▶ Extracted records
** BEGIN **

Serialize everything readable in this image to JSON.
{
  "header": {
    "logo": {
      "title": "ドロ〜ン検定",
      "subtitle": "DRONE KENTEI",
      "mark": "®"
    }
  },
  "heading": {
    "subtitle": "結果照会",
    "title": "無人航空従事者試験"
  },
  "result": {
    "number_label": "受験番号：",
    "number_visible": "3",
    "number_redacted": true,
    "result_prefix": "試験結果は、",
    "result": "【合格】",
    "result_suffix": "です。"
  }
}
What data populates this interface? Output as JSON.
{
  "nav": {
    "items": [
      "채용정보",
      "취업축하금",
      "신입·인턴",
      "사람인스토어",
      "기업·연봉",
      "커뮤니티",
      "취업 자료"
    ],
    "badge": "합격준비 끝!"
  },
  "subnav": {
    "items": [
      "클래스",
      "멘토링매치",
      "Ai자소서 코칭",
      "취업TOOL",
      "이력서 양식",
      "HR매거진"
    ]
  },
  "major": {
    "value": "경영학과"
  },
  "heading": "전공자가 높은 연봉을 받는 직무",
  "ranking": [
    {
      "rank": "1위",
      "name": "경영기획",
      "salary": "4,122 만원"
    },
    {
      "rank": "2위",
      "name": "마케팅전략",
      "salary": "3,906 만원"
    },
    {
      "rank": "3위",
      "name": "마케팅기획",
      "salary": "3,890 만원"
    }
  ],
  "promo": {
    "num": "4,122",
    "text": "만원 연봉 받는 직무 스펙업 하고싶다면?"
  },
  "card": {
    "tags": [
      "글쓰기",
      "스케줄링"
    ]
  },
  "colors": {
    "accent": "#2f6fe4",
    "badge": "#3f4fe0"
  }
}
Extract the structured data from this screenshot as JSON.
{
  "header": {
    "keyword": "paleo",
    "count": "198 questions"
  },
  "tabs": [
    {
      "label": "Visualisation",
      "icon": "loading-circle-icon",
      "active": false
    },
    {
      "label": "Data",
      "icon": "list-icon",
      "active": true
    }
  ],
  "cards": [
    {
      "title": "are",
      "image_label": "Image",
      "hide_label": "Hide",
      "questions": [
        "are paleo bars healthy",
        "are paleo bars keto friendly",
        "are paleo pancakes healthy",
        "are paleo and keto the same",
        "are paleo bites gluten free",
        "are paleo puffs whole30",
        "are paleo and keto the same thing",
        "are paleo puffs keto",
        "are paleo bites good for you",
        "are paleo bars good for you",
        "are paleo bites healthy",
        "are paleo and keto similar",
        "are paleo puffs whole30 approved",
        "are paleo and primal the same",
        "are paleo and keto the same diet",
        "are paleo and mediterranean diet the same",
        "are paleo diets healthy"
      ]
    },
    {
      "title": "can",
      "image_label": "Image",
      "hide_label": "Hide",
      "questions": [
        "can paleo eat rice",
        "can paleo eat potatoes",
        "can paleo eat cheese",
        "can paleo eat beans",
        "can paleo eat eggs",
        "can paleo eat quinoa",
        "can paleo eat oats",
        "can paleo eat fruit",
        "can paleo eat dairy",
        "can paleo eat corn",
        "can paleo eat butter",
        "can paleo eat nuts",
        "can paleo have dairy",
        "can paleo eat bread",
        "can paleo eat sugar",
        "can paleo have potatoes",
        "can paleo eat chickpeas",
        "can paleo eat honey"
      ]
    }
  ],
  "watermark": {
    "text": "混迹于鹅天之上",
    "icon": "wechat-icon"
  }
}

** END **

▶ What to work on
Copy all the entries verbatim.

▶ Response
Serialize everything readable in this image to JSON.
{
  "header": {
    "logo": {
      "title": "ドロ〜ン検定",
      "subtitle": "DRONE KENTEI",
      "mark": "®"
    }
  },
  "heading": {
    "subtitle": "結果照会",
    "title": "無人航空従事者試験"
  },
  "result": {
    "number_label": "受験番号：",
    "number_visible": "3",
    "number_redacted": true,
    "result_prefix": "試験結果は、",
    "result": "【合格】",
    "result_suffix": "です。"
  }
}
What data populates this interface? Output as JSON.
{
  "nav": {
    "items": [
      "채용정보",
      "취업축하금",
      "신입·인턴",
      "사람인스토어",
      "기업·연봉",
      "커뮤니티",
      "취업 자료"
    ],
    "badge": "합격준비 끝!"
  },
  "subnav": {
    "items": [
      "클래스",
      "멘토링매치",
      "Ai자소서 코칭",
      "취업TOOL",
      "이력서 양식",
      "HR매거진"
    ]
  },
  "major": {
    "value": "경영학과"
  },
  "heading": "전공자가 높은 연봉을 받는 직무",
  "ranking": [
    {
      "rank": "1위",
      "name": "경영기획",
      "salary": "4,122 만원"
    },
    {
      "rank": "2위",
      "name": "마케팅전략",
      "salary": "3,906 만원"
    },
    {
      "rank": "3위",
      "name": "마케팅기획",
      "salary": "3,890 만원"
    }
  ],
  "promo": {
    "num": "4,122",
    "text": "만원 연봉 받는 직무 스펙업 하고싶다면?"
  },
  "card": {
    "tags": [
      "글쓰기",
      "스케줄링"
    ]
  },
  "colors": {
    "accent": "#2f6fe4",
    "badge": "#3f4fe0"
  }
}
Extract the structured data from this screenshot as JSON.
{
  "header": {
    "keyword": "paleo",
    "count": "198 questions"
  },
  "tabs": [
    {
      "label": "Visualisation",
      "icon": "loading-circle-icon",
      "active": false
    },
    {
      "label": "Data",
      "icon": "list-icon",
      "active": true
    }
  ],
  "cards": [
    {
      "title": "are",
      "image_label": "Image",
      "hide_label": "Hide",
      "questions": [
        "are paleo bars healthy",
        "are paleo bars keto friendly",
        "are paleo pancakes healthy",
        "are paleo and keto the same",
        "are paleo bites gluten free",
        "are paleo puffs whole30",
        "are paleo and keto the same thing",
        "are paleo puffs keto",
        "are paleo bites good for you",
        "are paleo bars good for you",
        "are paleo bites healthy",
        "are paleo and keto similar",
        "are paleo puffs whole30 approved",
        "are paleo and primal the same",
        "are paleo and keto the same diet",
        "are paleo and mediterranean diet the same",
        "are paleo diets healthy"
      ]
    },
    {
      "title": "can",
      "image_label": "Image",
      "hide_label": "Hide",
      "questions": [
        "can paleo eat rice",
        "can paleo eat potatoes",
        "can paleo eat cheese",
        "can paleo eat beans",
        "can paleo eat eggs",
        "can paleo eat quinoa",
        "can paleo eat oats",
        "can paleo eat fruit",
        "can paleo eat dairy",
        "can paleo eat corn",
        "can paleo eat butter",
        "can paleo eat nuts",
        "can paleo have dairy",
        "can paleo eat bread",
        "can paleo eat sugar",
        "can paleo have potatoes",
        "can paleo eat chickpeas",
        "can paleo eat honey"
      ]
    }
  ],
  "watermark": {
    "text": "混迹于鹅天之上",
    "icon": "wechat-icon"
  }
}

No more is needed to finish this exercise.